Omit the pictures, then write out every entry exactly as it reads.

Records about charts and figures
____________

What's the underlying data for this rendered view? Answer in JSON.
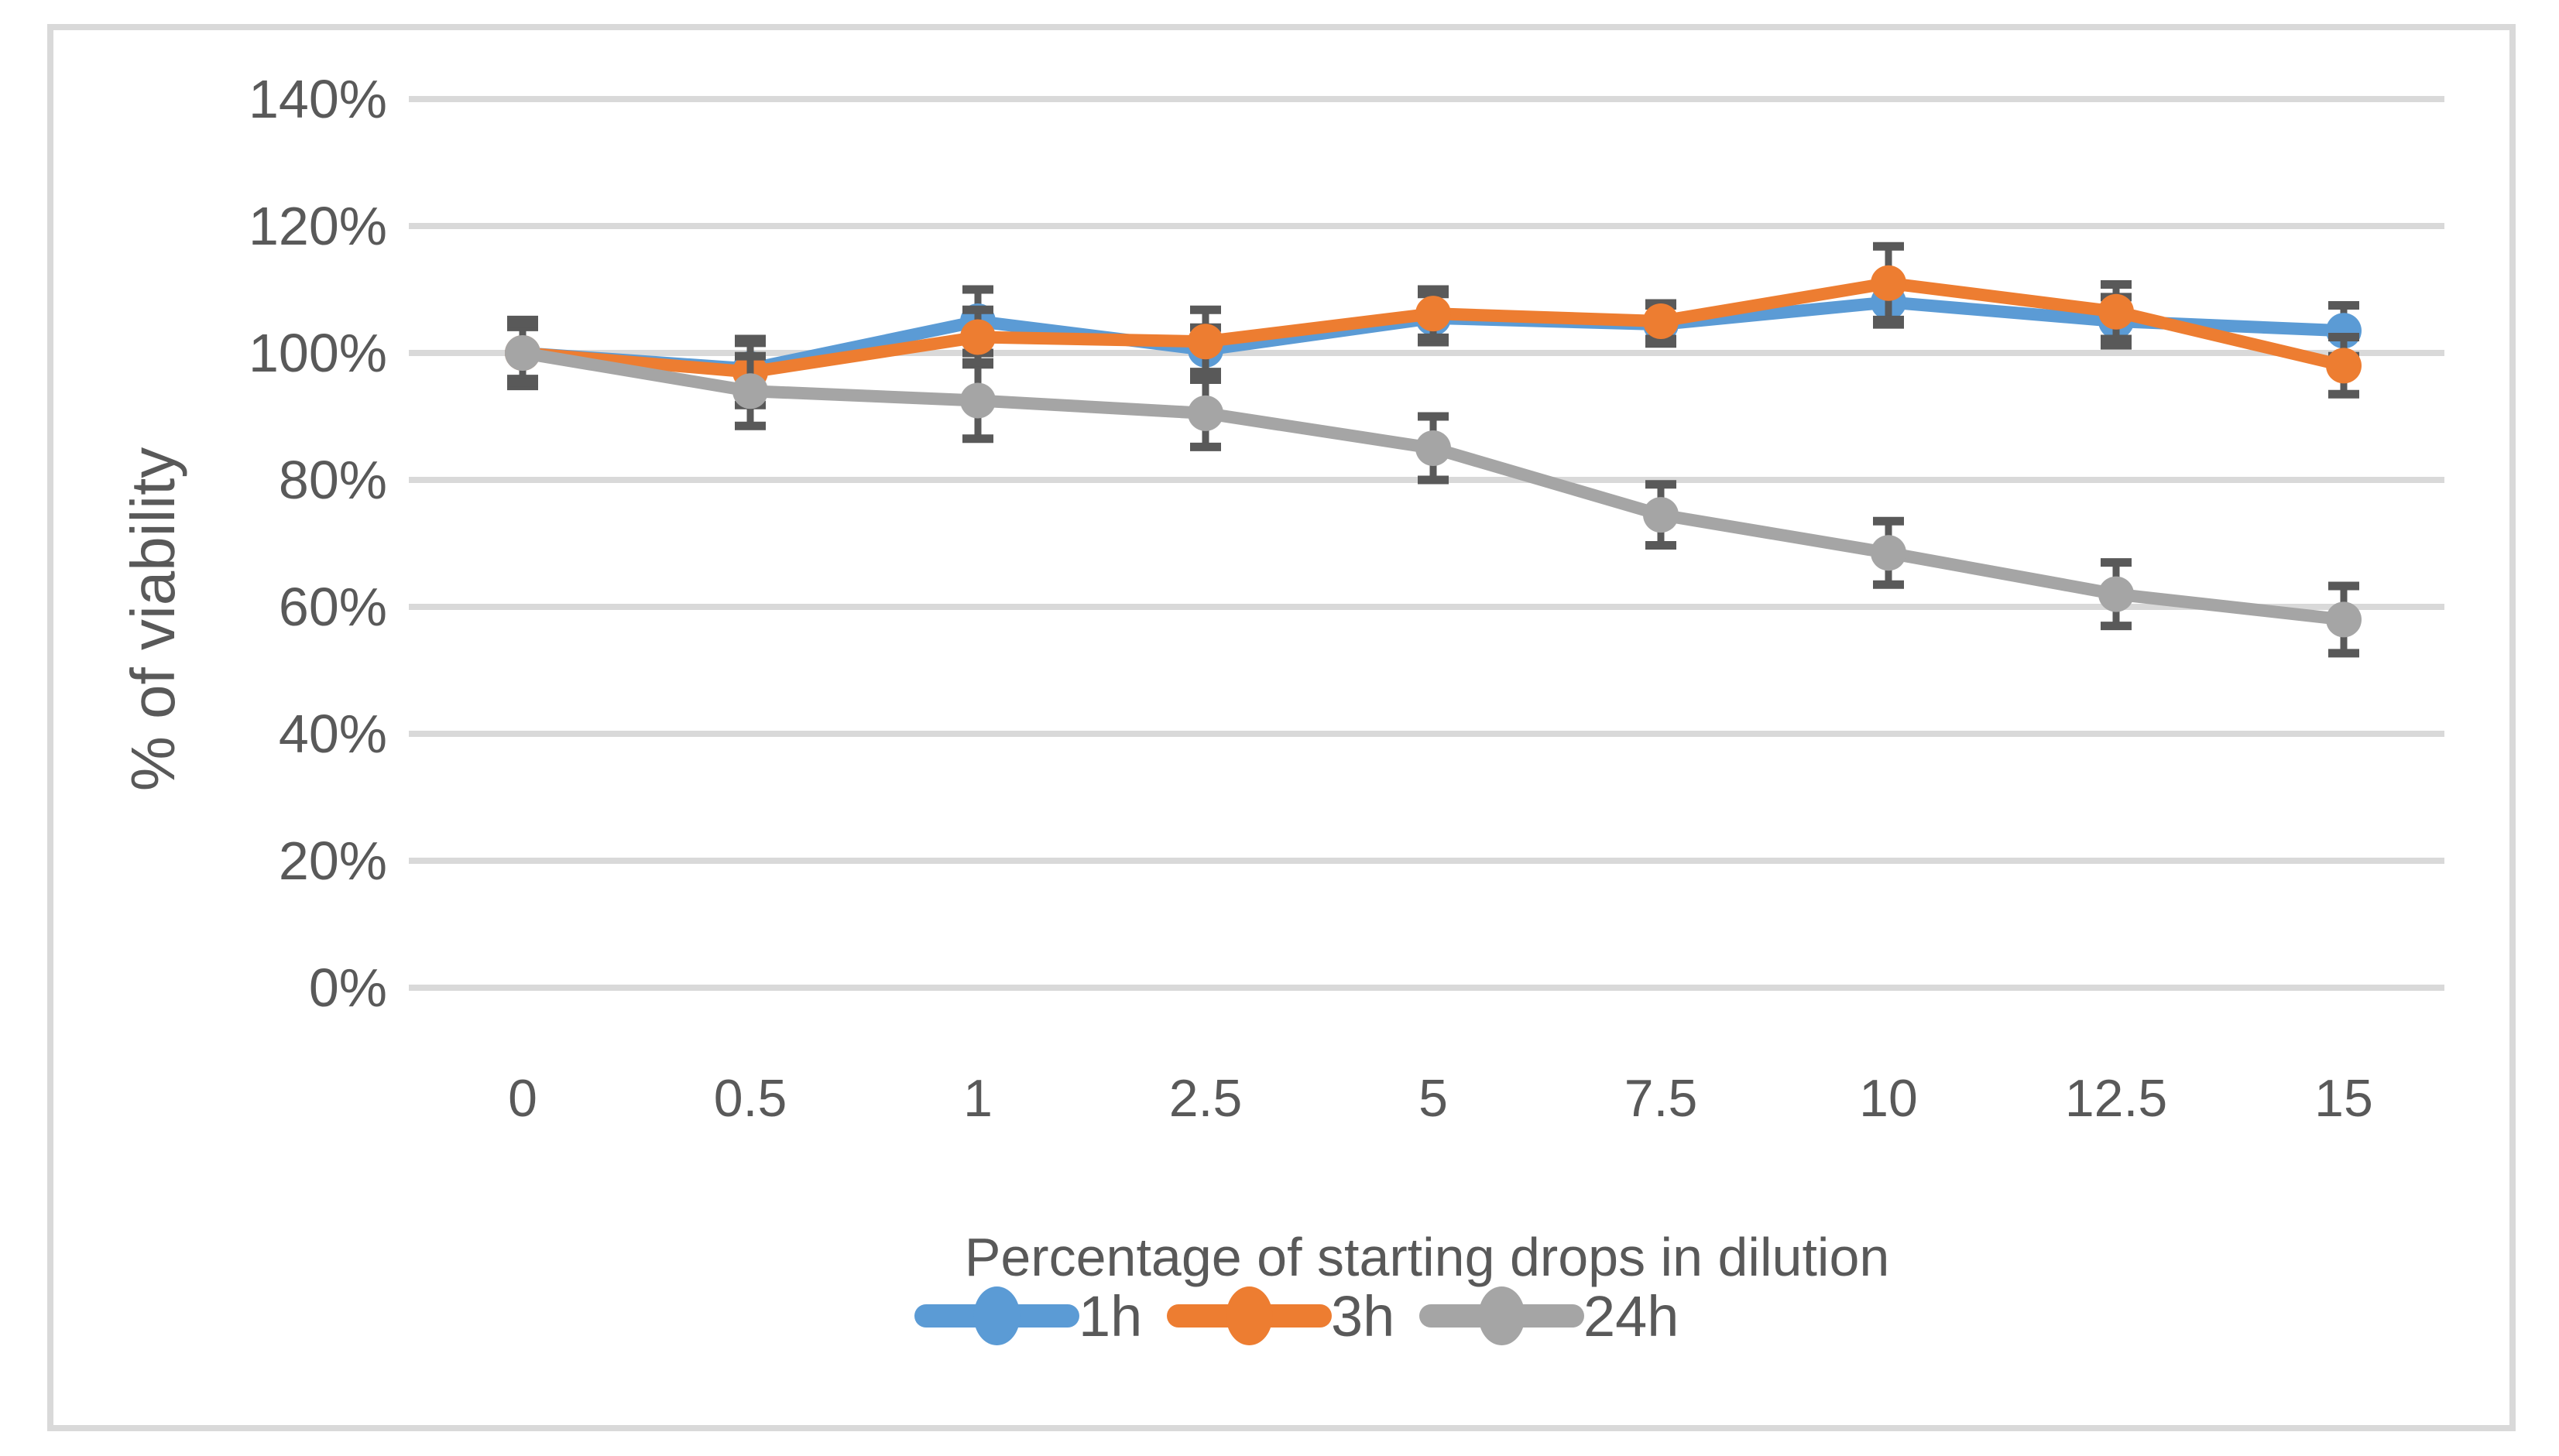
{
  "figure": {
    "background": "#ffffff",
    "border_color": "#d9d9d9"
  },
  "chart_data": {
    "type": "line",
    "title": "",
    "xlabel": "Percentage of starting drops in dilution",
    "ylabel": "% of viability",
    "categories": [
      "0",
      "0.5",
      "1",
      "2.5",
      "5",
      "7.5",
      "10",
      "12.5",
      "15"
    ],
    "y_ticks": [
      "0%",
      "20%",
      "40%",
      "60%",
      "80%",
      "100%",
      "120%",
      "140%"
    ],
    "ylim": [
      0,
      140
    ],
    "y_step": 20,
    "grid": true,
    "legend_position": "bottom",
    "gridline_color": "#d9d9d9",
    "error_bar_color": "#595959",
    "text_color": "#595959",
    "marker_shape": "circle",
    "series": [
      {
        "name": "1h",
        "color": "#5b9bd5",
        "values": [
          100,
          97.5,
          105,
          100.5,
          105.5,
          104.5,
          108,
          105,
          103.5
        ],
        "errors": [
          4.1,
          4.1,
          5.0,
          3.5,
          3.8,
          3.0,
          3.5,
          3.8,
          4.0
        ]
      },
      {
        "name": "3h",
        "color": "#ed7d31",
        "values": [
          100,
          97,
          102.5,
          101.8,
          106.2,
          105,
          111,
          106.5,
          98
        ],
        "errors": [
          5.2,
          5.2,
          4.3,
          5.0,
          3.8,
          2.8,
          5.8,
          4.3,
          4.5
        ]
      },
      {
        "name": "24h",
        "color": "#a5a5a5",
        "values": [
          100,
          94,
          92.5,
          90.5,
          85,
          74.5,
          68.5,
          62,
          58
        ],
        "errors": [
          4.6,
          5.5,
          6.0,
          5.3,
          5.0,
          4.8,
          5.0,
          5.0,
          5.3
        ]
      }
    ]
  }
}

____________

Exercise answer.
What's the underlying data for this rendered view? Answer in JSON.
{
  "figure": {
    "background": "#ffffff",
    "border_color": "#d9d9d9"
  },
  "chart_data": {
    "type": "line",
    "title": "",
    "xlabel": "Percentage of starting drops in dilution",
    "ylabel": "% of viability",
    "categories": [
      "0",
      "0.5",
      "1",
      "2.5",
      "5",
      "7.5",
      "10",
      "12.5",
      "15"
    ],
    "y_ticks": [
      "0%",
      "20%",
      "40%",
      "60%",
      "80%",
      "100%",
      "120%",
      "140%"
    ],
    "ylim": [
      0,
      140
    ],
    "y_step": 20,
    "grid": true,
    "legend_position": "bottom",
    "gridline_color": "#d9d9d9",
    "error_bar_color": "#595959",
    "text_color": "#595959",
    "marker_shape": "circle",
    "series": [
      {
        "name": "1h",
        "color": "#5b9bd5",
        "values": [
          100,
          97.5,
          105,
          100.5,
          105.5,
          104.5,
          108,
          105,
          103.5
        ],
        "errors": [
          4.1,
          4.1,
          5.0,
          3.5,
          3.8,
          3.0,
          3.5,
          3.8,
          4.0
        ]
      },
      {
        "name": "3h",
        "color": "#ed7d31",
        "values": [
          100,
          97,
          102.5,
          101.8,
          106.2,
          105,
          111,
          106.5,
          98
        ],
        "errors": [
          5.2,
          5.2,
          4.3,
          5.0,
          3.8,
          2.8,
          5.8,
          4.3,
          4.5
        ]
      },
      {
        "name": "24h",
        "color": "#a5a5a5",
        "values": [
          100,
          94,
          92.5,
          90.5,
          85,
          74.5,
          68.5,
          62,
          58
        ],
        "errors": [
          4.6,
          5.5,
          6.0,
          5.3,
          5.0,
          4.8,
          5.0,
          5.0,
          5.3
        ]
      }
    ]
  }
}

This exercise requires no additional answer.